» Supplied material:
──────

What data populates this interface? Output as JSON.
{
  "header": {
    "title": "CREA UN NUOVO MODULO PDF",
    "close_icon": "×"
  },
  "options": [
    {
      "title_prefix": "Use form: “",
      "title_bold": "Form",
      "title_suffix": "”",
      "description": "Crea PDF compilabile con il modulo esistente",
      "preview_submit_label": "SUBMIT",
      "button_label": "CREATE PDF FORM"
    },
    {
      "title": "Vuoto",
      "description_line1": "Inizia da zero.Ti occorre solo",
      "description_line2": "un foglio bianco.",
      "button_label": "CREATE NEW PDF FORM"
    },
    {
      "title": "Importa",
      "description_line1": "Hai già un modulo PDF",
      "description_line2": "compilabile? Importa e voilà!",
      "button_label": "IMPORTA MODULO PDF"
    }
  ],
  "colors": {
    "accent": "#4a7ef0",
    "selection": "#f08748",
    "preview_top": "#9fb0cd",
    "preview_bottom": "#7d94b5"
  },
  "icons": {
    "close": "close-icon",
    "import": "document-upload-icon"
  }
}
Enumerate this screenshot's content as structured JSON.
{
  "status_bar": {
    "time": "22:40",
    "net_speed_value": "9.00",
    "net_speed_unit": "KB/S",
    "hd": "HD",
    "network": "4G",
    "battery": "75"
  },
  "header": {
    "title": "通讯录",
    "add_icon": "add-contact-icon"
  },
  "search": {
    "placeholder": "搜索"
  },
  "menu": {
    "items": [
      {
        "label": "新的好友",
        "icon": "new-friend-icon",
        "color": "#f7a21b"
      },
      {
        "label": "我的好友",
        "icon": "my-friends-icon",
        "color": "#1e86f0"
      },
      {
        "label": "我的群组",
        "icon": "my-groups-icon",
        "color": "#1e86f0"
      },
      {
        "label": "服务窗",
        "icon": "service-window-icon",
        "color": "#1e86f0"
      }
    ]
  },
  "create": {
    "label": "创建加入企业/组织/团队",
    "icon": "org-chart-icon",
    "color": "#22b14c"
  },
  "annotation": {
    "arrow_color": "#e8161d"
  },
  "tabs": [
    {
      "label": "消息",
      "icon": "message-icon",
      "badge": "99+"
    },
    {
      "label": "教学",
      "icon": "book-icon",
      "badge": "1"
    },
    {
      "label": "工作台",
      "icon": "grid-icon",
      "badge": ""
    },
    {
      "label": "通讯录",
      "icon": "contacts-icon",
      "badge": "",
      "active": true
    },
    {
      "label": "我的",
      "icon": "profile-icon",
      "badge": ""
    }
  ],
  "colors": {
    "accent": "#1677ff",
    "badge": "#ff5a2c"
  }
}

──────

» Given problem:
Show the data once more, exactly as it was written.

» In response:
What data populates this interface? Output as JSON.
{
  "header": {
    "title": "CREA UN NUOVO MODULO PDF",
    "close_icon": "×"
  },
  "options": [
    {
      "title_prefix": "Use form: “",
      "title_bold": "Form",
      "title_suffix": "”",
      "description": "Crea PDF compilabile con il modulo esistente",
      "preview_submit_label": "SUBMIT",
      "button_label": "CREATE PDF FORM"
    },
    {
      "title": "Vuoto",
      "description_line1": "Inizia da zero.Ti occorre solo",
      "description_line2": "un foglio bianco.",
      "button_label": "CREATE NEW PDF FORM"
    },
    {
      "title": "Importa",
      "description_line1": "Hai già un modulo PDF",
      "description_line2": "compilabile? Importa e voilà!",
      "button_label": "IMPORTA MODULO PDF"
    }
  ],
  "colors": {
    "accent": "#4a7ef0",
    "selection": "#f08748",
    "preview_top": "#9fb0cd",
    "preview_bottom": "#7d94b5"
  },
  "icons": {
    "close": "close-icon",
    "import": "document-upload-icon"
  }
}
Enumerate this screenshot's content as structured JSON.
{
  "status_bar": {
    "time": "22:40",
    "net_speed_value": "9.00",
    "net_speed_unit": "KB/S",
    "hd": "HD",
    "network": "4G",
    "battery": "75"
  },
  "header": {
    "title": "通讯录",
    "add_icon": "add-contact-icon"
  },
  "search": {
    "placeholder": "搜索"
  },
  "menu": {
    "items": [
      {
        "label": "新的好友",
        "icon": "new-friend-icon",
        "color": "#f7a21b"
      },
      {
        "label": "我的好友",
        "icon": "my-friends-icon",
        "color": "#1e86f0"
      },
      {
        "label": "我的群组",
        "icon": "my-groups-icon",
        "color": "#1e86f0"
      },
      {
        "label": "服务窗",
        "icon": "service-window-icon",
        "color": "#1e86f0"
      }
    ]
  },
  "create": {
    "label": "创建加入企业/组织/团队",
    "icon": "org-chart-icon",
    "color": "#22b14c"
  },
  "annotation": {
    "arrow_color": "#e8161d"
  },
  "tabs": [
    {
      "label": "消息",
      "icon": "message-icon",
      "badge": "99+"
    },
    {
      "label": "教学",
      "icon": "book-icon",
      "badge": "1"
    },
    {
      "label": "工作台",
      "icon": "grid-icon",
      "badge": ""
    },
    {
      "label": "通讯录",
      "icon": "contacts-icon",
      "badge": "",
      "active": true
    },
    {
      "label": "我的",
      "icon": "profile-icon",
      "badge": ""
    }
  ],
  "colors": {
    "accent": "#1677ff",
    "badge": "#ff5a2c"
  }
}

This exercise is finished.